Direction
Turn every line of the records below into a JSON list of strings, with one string per line and any blank lines left out.

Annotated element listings
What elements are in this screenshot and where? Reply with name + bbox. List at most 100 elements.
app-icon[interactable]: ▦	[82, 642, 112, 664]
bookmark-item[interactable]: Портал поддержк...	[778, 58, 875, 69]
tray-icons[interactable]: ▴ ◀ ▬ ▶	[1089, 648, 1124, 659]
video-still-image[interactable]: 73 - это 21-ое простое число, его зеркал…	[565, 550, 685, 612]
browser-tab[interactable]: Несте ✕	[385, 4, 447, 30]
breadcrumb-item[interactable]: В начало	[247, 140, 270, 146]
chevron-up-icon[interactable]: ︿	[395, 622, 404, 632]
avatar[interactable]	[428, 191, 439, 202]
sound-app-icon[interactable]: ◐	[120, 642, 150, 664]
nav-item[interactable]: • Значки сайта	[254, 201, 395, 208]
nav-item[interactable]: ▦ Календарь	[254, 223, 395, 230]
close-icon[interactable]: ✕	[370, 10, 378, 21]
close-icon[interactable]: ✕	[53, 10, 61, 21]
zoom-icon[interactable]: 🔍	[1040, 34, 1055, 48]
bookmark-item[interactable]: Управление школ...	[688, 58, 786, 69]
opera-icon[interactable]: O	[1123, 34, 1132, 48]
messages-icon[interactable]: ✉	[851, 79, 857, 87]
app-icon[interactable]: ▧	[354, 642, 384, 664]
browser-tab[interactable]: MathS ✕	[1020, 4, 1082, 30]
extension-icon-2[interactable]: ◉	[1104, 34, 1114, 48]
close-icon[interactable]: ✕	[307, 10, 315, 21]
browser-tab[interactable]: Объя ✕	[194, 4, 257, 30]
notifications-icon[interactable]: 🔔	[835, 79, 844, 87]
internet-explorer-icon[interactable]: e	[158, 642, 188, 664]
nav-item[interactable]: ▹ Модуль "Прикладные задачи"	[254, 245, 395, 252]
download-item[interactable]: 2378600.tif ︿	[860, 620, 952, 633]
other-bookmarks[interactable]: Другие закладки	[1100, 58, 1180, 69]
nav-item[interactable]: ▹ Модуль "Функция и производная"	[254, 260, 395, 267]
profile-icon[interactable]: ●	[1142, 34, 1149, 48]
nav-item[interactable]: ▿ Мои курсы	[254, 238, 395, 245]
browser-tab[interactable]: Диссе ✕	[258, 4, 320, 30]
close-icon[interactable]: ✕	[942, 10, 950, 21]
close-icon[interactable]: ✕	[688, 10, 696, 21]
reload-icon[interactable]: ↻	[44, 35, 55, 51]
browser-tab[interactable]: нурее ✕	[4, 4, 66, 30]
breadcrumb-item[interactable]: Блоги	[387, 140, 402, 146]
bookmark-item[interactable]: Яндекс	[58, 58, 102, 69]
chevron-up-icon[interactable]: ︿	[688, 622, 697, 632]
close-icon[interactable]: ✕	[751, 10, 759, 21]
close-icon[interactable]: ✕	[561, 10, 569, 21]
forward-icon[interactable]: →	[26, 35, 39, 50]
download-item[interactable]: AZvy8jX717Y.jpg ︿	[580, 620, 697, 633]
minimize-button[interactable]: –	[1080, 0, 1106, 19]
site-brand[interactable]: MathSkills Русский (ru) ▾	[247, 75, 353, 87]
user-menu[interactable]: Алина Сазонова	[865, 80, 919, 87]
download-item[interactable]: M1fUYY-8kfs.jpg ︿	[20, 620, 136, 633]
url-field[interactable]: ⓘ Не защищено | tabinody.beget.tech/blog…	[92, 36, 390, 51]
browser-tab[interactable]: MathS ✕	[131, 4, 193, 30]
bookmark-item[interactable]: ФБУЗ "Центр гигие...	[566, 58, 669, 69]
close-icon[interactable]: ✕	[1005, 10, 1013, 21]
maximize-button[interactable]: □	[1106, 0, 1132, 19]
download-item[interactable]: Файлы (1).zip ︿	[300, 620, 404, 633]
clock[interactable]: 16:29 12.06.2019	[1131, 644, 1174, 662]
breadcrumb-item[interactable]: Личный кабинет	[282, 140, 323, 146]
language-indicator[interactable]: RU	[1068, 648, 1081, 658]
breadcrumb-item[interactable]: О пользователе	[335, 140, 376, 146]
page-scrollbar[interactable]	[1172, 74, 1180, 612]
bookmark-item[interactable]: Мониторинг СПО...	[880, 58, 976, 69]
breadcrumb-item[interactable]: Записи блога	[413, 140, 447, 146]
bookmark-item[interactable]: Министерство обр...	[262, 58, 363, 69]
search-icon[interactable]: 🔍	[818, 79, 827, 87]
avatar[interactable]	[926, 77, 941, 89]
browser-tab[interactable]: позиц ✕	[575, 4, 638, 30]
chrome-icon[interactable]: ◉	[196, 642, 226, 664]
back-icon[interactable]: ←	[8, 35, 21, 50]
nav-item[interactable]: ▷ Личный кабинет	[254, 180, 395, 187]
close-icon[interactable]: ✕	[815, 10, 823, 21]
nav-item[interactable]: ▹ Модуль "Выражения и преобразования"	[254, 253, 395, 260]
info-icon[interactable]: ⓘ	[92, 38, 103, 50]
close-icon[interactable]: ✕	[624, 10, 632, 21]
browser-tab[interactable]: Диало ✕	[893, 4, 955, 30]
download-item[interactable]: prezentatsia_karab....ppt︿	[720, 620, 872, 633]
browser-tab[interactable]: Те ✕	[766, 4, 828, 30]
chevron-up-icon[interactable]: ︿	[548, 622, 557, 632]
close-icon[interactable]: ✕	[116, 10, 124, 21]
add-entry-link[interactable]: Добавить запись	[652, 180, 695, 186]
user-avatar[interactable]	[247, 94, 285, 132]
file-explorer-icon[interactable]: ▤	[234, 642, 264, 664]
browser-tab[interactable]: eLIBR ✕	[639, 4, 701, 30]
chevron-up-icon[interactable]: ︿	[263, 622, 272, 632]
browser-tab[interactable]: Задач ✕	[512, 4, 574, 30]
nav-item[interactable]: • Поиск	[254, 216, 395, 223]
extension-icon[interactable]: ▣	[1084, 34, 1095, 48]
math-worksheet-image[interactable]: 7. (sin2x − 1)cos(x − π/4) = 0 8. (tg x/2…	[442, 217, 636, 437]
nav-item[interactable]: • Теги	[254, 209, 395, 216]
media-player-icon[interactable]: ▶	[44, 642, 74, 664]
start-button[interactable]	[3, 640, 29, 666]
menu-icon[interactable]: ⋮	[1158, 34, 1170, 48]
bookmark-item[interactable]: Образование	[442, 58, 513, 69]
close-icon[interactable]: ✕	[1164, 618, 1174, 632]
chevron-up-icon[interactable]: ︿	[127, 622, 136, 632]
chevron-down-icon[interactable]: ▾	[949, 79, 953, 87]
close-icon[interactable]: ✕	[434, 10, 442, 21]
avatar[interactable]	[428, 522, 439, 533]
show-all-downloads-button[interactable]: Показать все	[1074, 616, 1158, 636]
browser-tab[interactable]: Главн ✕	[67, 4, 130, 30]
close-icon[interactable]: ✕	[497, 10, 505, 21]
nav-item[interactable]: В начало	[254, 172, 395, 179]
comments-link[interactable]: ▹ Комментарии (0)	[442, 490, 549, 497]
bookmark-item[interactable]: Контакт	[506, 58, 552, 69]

Solved problem
[
  "What elements are in this screenshot and where? Reply with name + bbox. List at most 100 elements.",
  "app-icon[interactable]: ▦\t[82, 642, 112, 664]",
  "bookmark-item[interactable]: Портал поддержк...\t[778, 58, 875, 69]",
  "tray-icons[interactable]: ▴ ◀ ▬ ▶\t[1089, 648, 1124, 659]",
  "video-still-image[interactable]: 73 - это 21-ое простое число, его зеркал…\t[565, 550, 685, 612]",
  "browser-tab[interactable]: Несте ✕\t[385, 4, 447, 30]",
  "breadcrumb-item[interactable]: В начало\t[247, 140, 270, 146]",
  "chevron-up-icon[interactable]: ︿\t[395, 622, 404, 632]",
  "avatar[interactable]\t[428, 191, 439, 202]",
  "sound-app-icon[interactable]: ◐\t[120, 642, 150, 664]",
  "nav-item[interactable]: • Значки сайта\t[254, 201, 395, 208]",
  "nav-item[interactable]: ▦ Календарь\t[254, 223, 395, 230]",
  "close-icon[interactable]: ✕\t[370, 10, 378, 21]",
  "close-icon[interactable]: ✕\t[53, 10, 61, 21]",
  "zoom-icon[interactable]: 🔍\t[1040, 34, 1055, 48]",
  "bookmark-item[interactable]: Управление школ...\t[688, 58, 786, 69]",
  "opera-icon[interactable]: O\t[1123, 34, 1132, 48]",
  "messages-icon[interactable]: ✉\t[851, 79, 857, 87]",
  "app-icon[interactable]: ▧\t[354, 642, 384, 664]",
  "browser-tab[interactable]: MathS ✕\t[1020, 4, 1082, 30]",
  "extension-icon-2[interactable]: ◉\t[1104, 34, 1114, 48]",
  "close-icon[interactable]: ✕\t[307, 10, 315, 21]",
  "browser-tab[interactable]: Объя ✕\t[194, 4, 257, 30]",
  "notifications-icon[interactable]: 🔔\t[835, 79, 844, 87]",
  "internet-explorer-icon[interactable]: e\t[158, 642, 188, 664]",
  "nav-item[interactable]: ▹ Модуль \"Прикладные задачи\"\t[254, 245, 395, 252]",
  "download-item[interactable]: 2378600.tif ︿\t[860, 620, 952, 633]",
  "other-bookmarks[interactable]: Другие закладки\t[1100, 58, 1180, 69]",
  "nav-item[interactable]: ▹ Модуль \"Функция и производная\"\t[254, 260, 395, 267]",
  "profile-icon[interactable]: ●\t[1142, 34, 1149, 48]",
  "nav-item[interactable]: ▿ Мои курсы\t[254, 238, 395, 245]",
  "browser-tab[interactable]: Диссе ✕\t[258, 4, 320, 30]",
  "close-icon[interactable]: ✕\t[942, 10, 950, 21]",
  "close-icon[interactable]: ✕\t[688, 10, 696, 21]",
  "reload-icon[interactable]: ↻\t[44, 35, 55, 51]",
  "browser-tab[interactable]: нурее ✕\t[4, 4, 66, 30]",
  "breadcrumb-item[interactable]: Блоги\t[387, 140, 402, 146]",
  "bookmark-item[interactable]: Яндекс\t[58, 58, 102, 69]",
  "chevron-up-icon[interactable]: ︿\t[688, 622, 697, 632]",
  "close-icon[interactable]: ✕\t[751, 10, 759, 21]",
  "close-icon[interactable]: ✕\t[561, 10, 569, 21]",
  "forward-icon[interactable]: →\t[26, 35, 39, 50]",
  "download-item[interactable]: AZvy8jX717Y.jpg ︿\t[580, 620, 697, 633]",
  "minimize-button[interactable]: –\t[1080, 0, 1106, 19]",
  "site-brand[interactable]: MathSkills Русский (ru) ▾\t[247, 75, 353, 87]",
  "user-menu[interactable]: Алина Сазонова\t[865, 80, 919, 87]",
  "download-item[interactable]: M1fUYY-8kfs.jpg ︿\t[20, 620, 136, 633]",
  "url-field[interactable]: ⓘ Не защищено | tabinody.beget.tech/blog…\t[92, 36, 390, 51]",
  "browser-tab[interactable]: MathS ✕\t[131, 4, 193, 30]",
  "bookmark-item[interactable]: ФБУЗ \"Центр гигие...\t[566, 58, 669, 69]",
  "close-icon[interactable]: ✕\t[1005, 10, 1013, 21]",
  "maximize-button[interactable]: □\t[1106, 0, 1132, 19]",
  "download-item[interactable]: Файлы (1).zip ︿\t[300, 620, 404, 633]",
  "clock[interactable]: 16:29 12.06.2019\t[1131, 644, 1174, 662]",
  "breadcrumb-item[interactable]: Личный кабинет\t[282, 140, 323, 146]",
  "language-indicator[interactable]: RU\t[1068, 648, 1081, 658]",
  "breadcrumb-item[interactable]: О пользователе\t[335, 140, 376, 146]",
  "page-scrollbar[interactable]\t[1172, 74, 1180, 612]",
  "bookmark-item[interactable]: Мониторинг СПО...\t[880, 58, 976, 69]",
  "breadcrumb-item[interactable]: Записи блога\t[413, 140, 447, 146]",
  "bookmark-item[interactable]: Министерство обр...\t[262, 58, 363, 69]",
  "search-icon[interactable]: 🔍\t[818, 79, 827, 87]",
  "avatar[interactable]\t[926, 77, 941, 89]",
  "browser-tab[interactable]: позиц ✕\t[575, 4, 638, 30]",
  "chrome-icon[interactable]: ◉\t[196, 642, 226, 664]",
  "back-icon[interactable]: ←\t[8, 35, 21, 50]",
  "nav-item[interactable]: ▷ Личный кабинет\t[254, 180, 395, 187]",
  "close-icon[interactable]: ✕\t[815, 10, 823, 21]",
  "nav-item[interactable]: ▹ Модуль \"Выражения и преобразования\"\t[254, 253, 395, 260]",
  "info-icon[interactable]: ⓘ\t[92, 38, 103, 50]",
  "close-icon[interactable]: ✕\t[624, 10, 632, 21]",
  "browser-tab[interactable]: Диало ✕\t[893, 4, 955, 30]",
  "download-item[interactable]: prezentatsia_karab....ppt︿\t[720, 620, 872, 633]",
  "browser-tab[interactable]: Те ✕\t[766, 4, 828, 30]",
  "chevron-up-icon[interactable]: ︿\t[548, 622, 557, 632]",
  "close-icon[interactable]: ✕\t[116, 10, 124, 21]",
  "add-entry-link[interactable]: Добавить запись\t[652, 180, 695, 186]",
  "user-avatar[interactable]\t[247, 94, 285, 132]",
  "file-explorer-icon[interactable]: ▤\t[234, 642, 264, 664]",
  "browser-tab[interactable]: eLIBR ✕\t[639, 4, 701, 30]",
  "chevron-up-icon[interactable]: ︿\t[263, 622, 272, 632]",
  "browser-tab[interactable]: Задач ✕\t[512, 4, 574, 30]",
  "nav-item[interactable]: • Поиск\t[254, 216, 395, 223]",
  "extension-icon[interactable]: ▣\t[1084, 34, 1095, 48]",
  "math-worksheet-image[interactable]: 7. (sin2x − 1)cos(x − π/4) = 0 8. (tg x/2…\t[442, 217, 636, 437]",
  "nav-item[interactable]: • Теги\t[254, 209, 395, 216]",
  "media-player-icon[interactable]: ▶\t[44, 642, 74, 664]",
  "start-button[interactable]\t[3, 640, 29, 666]",
  "menu-icon[interactable]: ⋮\t[1158, 34, 1170, 48]",
  "bookmark-item[interactable]: Образование\t[442, 58, 513, 69]",
  "close-icon[interactable]: ✕\t[1164, 618, 1174, 632]",
  "chevron-up-icon[interactable]: ︿\t[127, 622, 136, 632]",
  "chevron-down-icon[interactable]: ▾\t[949, 79, 953, 87]",
  "close-icon[interactable]: ✕\t[434, 10, 442, 21]",
  "avatar[interactable]\t[428, 522, 439, 533]",
  "show-all-downloads-button[interactable]: Показать все\t[1074, 616, 1158, 636]",
  "browser-tab[interactable]: Главн ✕\t[67, 4, 130, 30]",
  "close-icon[interactable]: ✕\t[497, 10, 505, 21]",
  "nav-item[interactable]: В начало\t[254, 172, 395, 179]",
  "comments-link[interactable]: ▹ Комментарии (0)\t[442, 490, 549, 497]",
  "bookmark-item[interactable]: Контакт\t[506, 58, 552, 69]"
]